_Exercise instructions_
Transcribe every entry word for word, leaving out all images.

### Records provided

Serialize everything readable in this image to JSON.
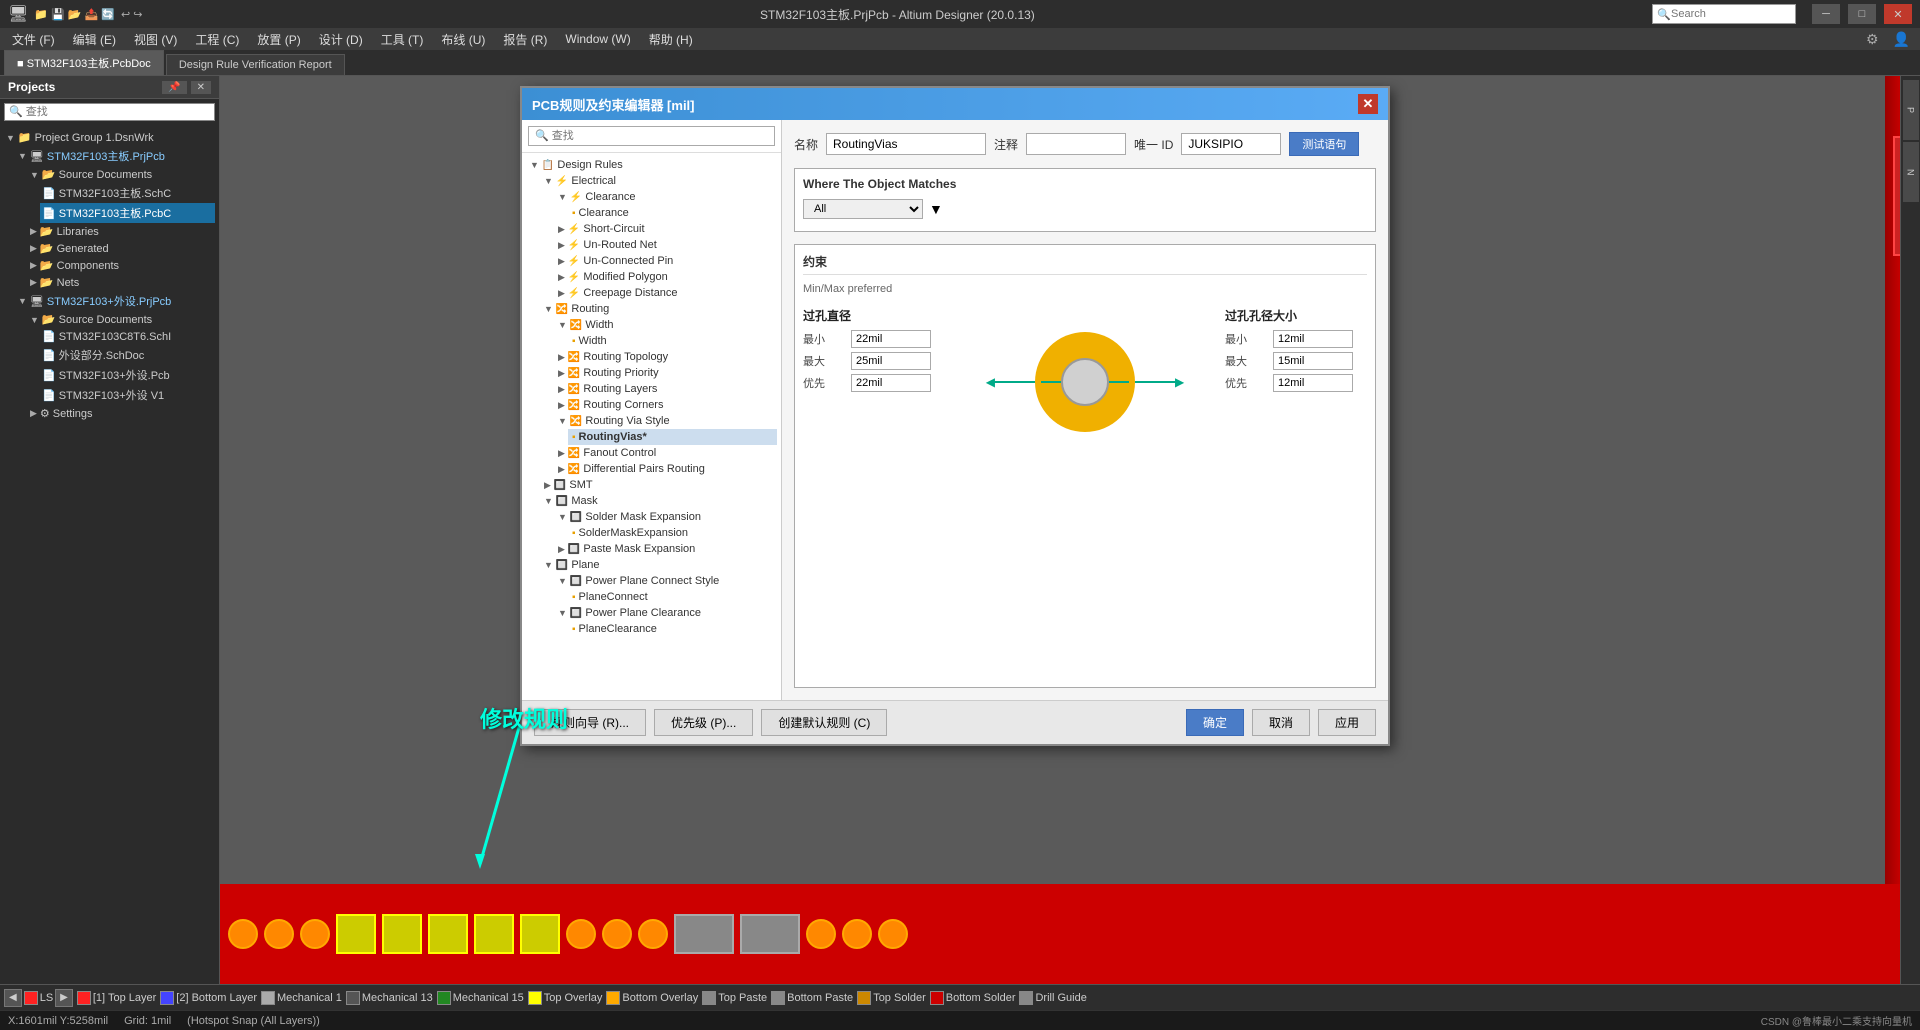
{
  "window": {
    "title": "STM32F103主板.PrjPcb - Altium Designer (20.0.13)",
    "close_label": "✕",
    "minimize_label": "─",
    "maximize_label": "□"
  },
  "search": {
    "placeholder": "Search"
  },
  "menu": {
    "items": [
      {
        "label": "文件 (F)"
      },
      {
        "label": "编辑 (E)"
      },
      {
        "label": "视图 (V)"
      },
      {
        "label": "工程 (C)"
      },
      {
        "label": "放置 (P)"
      },
      {
        "label": "设计 (D)"
      },
      {
        "label": "工具 (T)"
      },
      {
        "label": "布线 (U)"
      },
      {
        "label": "报告 (R)"
      },
      {
        "label": "Window (W)"
      },
      {
        "label": "帮助 (H)"
      }
    ]
  },
  "tabs": [
    {
      "label": "■ STM32F103主板.PcbDoc"
    },
    {
      "label": "Design Rule Verification Report"
    }
  ],
  "left_panel": {
    "title": "Projects",
    "search_placeholder": "🔍 查找",
    "tree": [
      {
        "label": "Project Group 1.DsnWrk",
        "level": 0
      },
      {
        "label": "STM32F103主板.PrjPcb",
        "level": 1
      },
      {
        "label": "Source Documents",
        "level": 2
      },
      {
        "label": "STM32F103主板.SchC",
        "level": 3
      },
      {
        "label": "STM32F103主板.PcbC",
        "level": 3,
        "selected": true
      },
      {
        "label": "Libraries",
        "level": 2
      },
      {
        "label": "Generated",
        "level": 2
      },
      {
        "label": "Components",
        "level": 2
      },
      {
        "label": "Nets",
        "level": 2
      },
      {
        "label": "STM32F103+外设.PrjPcb",
        "level": 1
      },
      {
        "label": "Source Documents",
        "level": 2
      },
      {
        "label": "STM32F103C8T6.SchI",
        "level": 3
      },
      {
        "label": "外设部分.SchDoc",
        "level": 3
      },
      {
        "label": "STM32F103+外设.Pcb",
        "level": 3
      },
      {
        "label": "STM32F103+外设 V1",
        "level": 3
      },
      {
        "label": "Settings",
        "level": 2
      }
    ]
  },
  "dialog": {
    "title": "PCB规则及约束编辑器 [mil]",
    "close_label": "✕",
    "search_placeholder": "🔍 查找",
    "tree": [
      {
        "label": "Design Rules",
        "level": 0
      },
      {
        "label": "Electrical",
        "level": 1
      },
      {
        "label": "Clearance",
        "level": 2
      },
      {
        "label": "Clearance",
        "level": 3
      },
      {
        "label": "Short-Circuit",
        "level": 2
      },
      {
        "label": "Un-Routed Net",
        "level": 2
      },
      {
        "label": "Un-Connected Pin",
        "level": 2
      },
      {
        "label": "Modified Polygon",
        "level": 2
      },
      {
        "label": "Creepage Distance",
        "level": 2
      },
      {
        "label": "Routing",
        "level": 1
      },
      {
        "label": "Width",
        "level": 2
      },
      {
        "label": "Width",
        "level": 3
      },
      {
        "label": "Routing Topology",
        "level": 2
      },
      {
        "label": "Routing Priority",
        "level": 2
      },
      {
        "label": "Routing Layers",
        "level": 2
      },
      {
        "label": "Routing Corners",
        "level": 2
      },
      {
        "label": "Routing Via Style",
        "level": 2
      },
      {
        "label": "RoutingVias*",
        "level": 3,
        "selected": true
      },
      {
        "label": "Fanout Control",
        "level": 2
      },
      {
        "label": "Differential Pairs Routing",
        "level": 2
      },
      {
        "label": "SMT",
        "level": 1
      },
      {
        "label": "Mask",
        "level": 1
      },
      {
        "label": "Solder Mask Expansion",
        "level": 2
      },
      {
        "label": "SolderMaskExpansion",
        "level": 3
      },
      {
        "label": "Paste Mask Expansion",
        "level": 2
      },
      {
        "label": "Plane",
        "level": 1
      },
      {
        "label": "Power Plane Connect Style",
        "level": 2
      },
      {
        "label": "PlaneConnect",
        "level": 3
      },
      {
        "label": "Power Plane Clearance",
        "level": 2
      },
      {
        "label": "PlaneClearance",
        "level": 3
      }
    ],
    "rule_name_label": "名称",
    "rule_name_value": "RoutingVias",
    "comment_label": "注释",
    "unique_id_label": "唯一 ID",
    "unique_id_value": "JUKSIPIO",
    "test_query_label": "测试语句",
    "where_title": "Where The Object Matches",
    "where_option": "All",
    "constraint_title": "约束",
    "constraint_sub": "Min/Max preferred",
    "via_diameter_label": "过孔直径",
    "min_label": "最小",
    "max_label": "最大",
    "preferred_label": "优先",
    "via_min": "22mil",
    "via_max": "25mil",
    "via_preferred": "22mil",
    "hole_size_label": "过孔孔径大小",
    "hole_min": "12mil",
    "hole_max": "15mil",
    "hole_preferred": "12mil",
    "annotation_text": "修改规则",
    "footer": {
      "rule_wizard": "规则向导 (R)...",
      "priority": "优先级 (P)...",
      "create_default": "创建默认规则 (C)",
      "ok": "确定",
      "cancel": "取消",
      "apply": "应用"
    }
  },
  "bottom_bar": {
    "layers": [
      {
        "color": "#ff2222",
        "label": "LS"
      },
      {
        "color": "#ff2222",
        "label": "[1] Top Layer"
      },
      {
        "color": "#4444ff",
        "label": "[2] Bottom Layer"
      },
      {
        "color": "#aaaaaa",
        "label": "Mechanical 1"
      },
      {
        "color": "#555555",
        "label": "Mechanical 13"
      },
      {
        "color": "#228822",
        "label": "Mechanical 15"
      },
      {
        "color": "#ffff00",
        "label": "Top Overlay"
      },
      {
        "color": "#ffaa00",
        "label": "Bottom Overlay"
      },
      {
        "color": "#888888",
        "label": "Top Paste"
      },
      {
        "color": "#888888",
        "label": "Bottom Paste"
      },
      {
        "color": "#cc8800",
        "label": "Top Solder"
      },
      {
        "color": "#cc0000",
        "label": "Bottom Solder"
      },
      {
        "color": "#888888",
        "label": "Drill Guide"
      }
    ]
  },
  "status_bar": {
    "coordinates": "X:1601mil Y:5258mil",
    "grid": "Grid: 1mil",
    "snap": "(Hotspot Snap (All Layers))",
    "csdn": "CSDN @鲁棒最小二乘支持向量机"
  }
}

######

_Response for this exercise_
Serialize everything readable in this image to JSON.
{
  "window": {
    "title": "STM32F103主板.PrjPcb - Altium Designer (20.0.13)",
    "close_label": "✕",
    "minimize_label": "─",
    "maximize_label": "□"
  },
  "search": {
    "placeholder": "Search"
  },
  "menu": {
    "items": [
      {
        "label": "文件 (F)"
      },
      {
        "label": "编辑 (E)"
      },
      {
        "label": "视图 (V)"
      },
      {
        "label": "工程 (C)"
      },
      {
        "label": "放置 (P)"
      },
      {
        "label": "设计 (D)"
      },
      {
        "label": "工具 (T)"
      },
      {
        "label": "布线 (U)"
      },
      {
        "label": "报告 (R)"
      },
      {
        "label": "Window (W)"
      },
      {
        "label": "帮助 (H)"
      }
    ]
  },
  "tabs": [
    {
      "label": "■ STM32F103主板.PcbDoc"
    },
    {
      "label": "Design Rule Verification Report"
    }
  ],
  "left_panel": {
    "title": "Projects",
    "search_placeholder": "🔍 查找",
    "tree": [
      {
        "label": "Project Group 1.DsnWrk",
        "level": 0
      },
      {
        "label": "STM32F103主板.PrjPcb",
        "level": 1
      },
      {
        "label": "Source Documents",
        "level": 2
      },
      {
        "label": "STM32F103主板.SchC",
        "level": 3
      },
      {
        "label": "STM32F103主板.PcbC",
        "level": 3,
        "selected": true
      },
      {
        "label": "Libraries",
        "level": 2
      },
      {
        "label": "Generated",
        "level": 2
      },
      {
        "label": "Components",
        "level": 2
      },
      {
        "label": "Nets",
        "level": 2
      },
      {
        "label": "STM32F103+外设.PrjPcb",
        "level": 1
      },
      {
        "label": "Source Documents",
        "level": 2
      },
      {
        "label": "STM32F103C8T6.SchI",
        "level": 3
      },
      {
        "label": "外设部分.SchDoc",
        "level": 3
      },
      {
        "label": "STM32F103+外设.Pcb",
        "level": 3
      },
      {
        "label": "STM32F103+外设 V1",
        "level": 3
      },
      {
        "label": "Settings",
        "level": 2
      }
    ]
  },
  "dialog": {
    "title": "PCB规则及约束编辑器 [mil]",
    "close_label": "✕",
    "search_placeholder": "🔍 查找",
    "tree": [
      {
        "label": "Design Rules",
        "level": 0
      },
      {
        "label": "Electrical",
        "level": 1
      },
      {
        "label": "Clearance",
        "level": 2
      },
      {
        "label": "Clearance",
        "level": 3
      },
      {
        "label": "Short-Circuit",
        "level": 2
      },
      {
        "label": "Un-Routed Net",
        "level": 2
      },
      {
        "label": "Un-Connected Pin",
        "level": 2
      },
      {
        "label": "Modified Polygon",
        "level": 2
      },
      {
        "label": "Creepage Distance",
        "level": 2
      },
      {
        "label": "Routing",
        "level": 1
      },
      {
        "label": "Width",
        "level": 2
      },
      {
        "label": "Width",
        "level": 3
      },
      {
        "label": "Routing Topology",
        "level": 2
      },
      {
        "label": "Routing Priority",
        "level": 2
      },
      {
        "label": "Routing Layers",
        "level": 2
      },
      {
        "label": "Routing Corners",
        "level": 2
      },
      {
        "label": "Routing Via Style",
        "level": 2
      },
      {
        "label": "RoutingVias*",
        "level": 3,
        "selected": true
      },
      {
        "label": "Fanout Control",
        "level": 2
      },
      {
        "label": "Differential Pairs Routing",
        "level": 2
      },
      {
        "label": "SMT",
        "level": 1
      },
      {
        "label": "Mask",
        "level": 1
      },
      {
        "label": "Solder Mask Expansion",
        "level": 2
      },
      {
        "label": "SolderMaskExpansion",
        "level": 3
      },
      {
        "label": "Paste Mask Expansion",
        "level": 2
      },
      {
        "label": "Plane",
        "level": 1
      },
      {
        "label": "Power Plane Connect Style",
        "level": 2
      },
      {
        "label": "PlaneConnect",
        "level": 3
      },
      {
        "label": "Power Plane Clearance",
        "level": 2
      },
      {
        "label": "PlaneClearance",
        "level": 3
      }
    ],
    "rule_name_label": "名称",
    "rule_name_value": "RoutingVias",
    "comment_label": "注释",
    "unique_id_label": "唯一 ID",
    "unique_id_value": "JUKSIPIO",
    "test_query_label": "测试语句",
    "where_title": "Where The Object Matches",
    "where_option": "All",
    "constraint_title": "约束",
    "constraint_sub": "Min/Max preferred",
    "via_diameter_label": "过孔直径",
    "min_label": "最小",
    "max_label": "最大",
    "preferred_label": "优先",
    "via_min": "22mil",
    "via_max": "25mil",
    "via_preferred": "22mil",
    "hole_size_label": "过孔孔径大小",
    "hole_min": "12mil",
    "hole_max": "15mil",
    "hole_preferred": "12mil",
    "annotation_text": "修改规则",
    "footer": {
      "rule_wizard": "规则向导 (R)...",
      "priority": "优先级 (P)...",
      "create_default": "创建默认规则 (C)",
      "ok": "确定",
      "cancel": "取消",
      "apply": "应用"
    }
  },
  "bottom_bar": {
    "layers": [
      {
        "color": "#ff2222",
        "label": "LS"
      },
      {
        "color": "#ff2222",
        "label": "[1] Top Layer"
      },
      {
        "color": "#4444ff",
        "label": "[2] Bottom Layer"
      },
      {
        "color": "#aaaaaa",
        "label": "Mechanical 1"
      },
      {
        "color": "#555555",
        "label": "Mechanical 13"
      },
      {
        "color": "#228822",
        "label": "Mechanical 15"
      },
      {
        "color": "#ffff00",
        "label": "Top Overlay"
      },
      {
        "color": "#ffaa00",
        "label": "Bottom Overlay"
      },
      {
        "color": "#888888",
        "label": "Top Paste"
      },
      {
        "color": "#888888",
        "label": "Bottom Paste"
      },
      {
        "color": "#cc8800",
        "label": "Top Solder"
      },
      {
        "color": "#cc0000",
        "label": "Bottom Solder"
      },
      {
        "color": "#888888",
        "label": "Drill Guide"
      }
    ]
  },
  "status_bar": {
    "coordinates": "X:1601mil Y:5258mil",
    "grid": "Grid: 1mil",
    "snap": "(Hotspot Snap (All Layers))",
    "csdn": "CSDN @鲁棒最小二乘支持向量机"
  }
}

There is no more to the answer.